> Written problem:
Each line of the listing must be transcribed exactly, except for the images, which should be excluded.

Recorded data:
==========
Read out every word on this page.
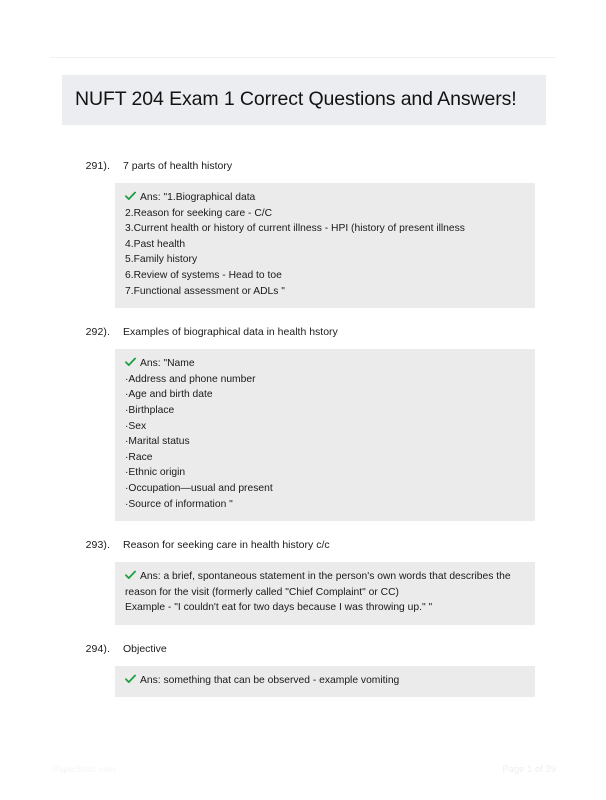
NUFT 204 Exam 1 Correct Questions and Answers!
291).	7 parts of health history
Ans: "1.Biographical data
2.Reason for seeking care - C/C
3.Current health or history of current illness - HPI (history of present illness
4.Past health
5.Family history
6.Review of systems - Head to toe
7.Functional assessment or ADLs "
292).	Examples of biographical data in health hstory
Ans: "Name
·Address and phone number
·Age and birth date
·Birthplace
·Sex
·Marital status
·Race
·Ethnic origin
·Occupation—usual and present
·Source of information "
293).	Reason for seeking care in health history c/c
Ans: a brief, spontaneous statement in the person's own words that describes the reason for the visit (formerly called "Chief Complaint" or CC)
Example - "I couldn't eat for two days because I was throwing up." "
294).	Objective
Ans: something that can be observed - example vomiting
PaperStitic.com	Page 1 of 39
==========
> Correct response:
Read out every word on this page.
NUFT 204 Exam 1 Correct Questions and Answers!
291).	7 parts of health history
Ans: "1.Biographical data
2.Reason for seeking care - C/C
3.Current health or history of current illness - HPI (history of present illness
4.Past health
5.Family history
6.Review of systems - Head to toe
7.Functional assessment or ADLs "
292).	Examples of biographical data in health hstory
Ans: "Name
·Address and phone number
·Age and birth date
·Birthplace
·Sex
·Marital status
·Race
·Ethnic origin
·Occupation—usual and present
·Source of information "
293).	Reason for seeking care in health history c/c
Ans: a brief, spontaneous statement in the person's own words that describes the reason for the visit (formerly called "Chief Complaint" or CC)
Example - "I couldn't eat for two days because I was throwing up." "
294).	Objective
Ans: something that can be observed - example vomiting
PaperStitic.com	Page 1 of 39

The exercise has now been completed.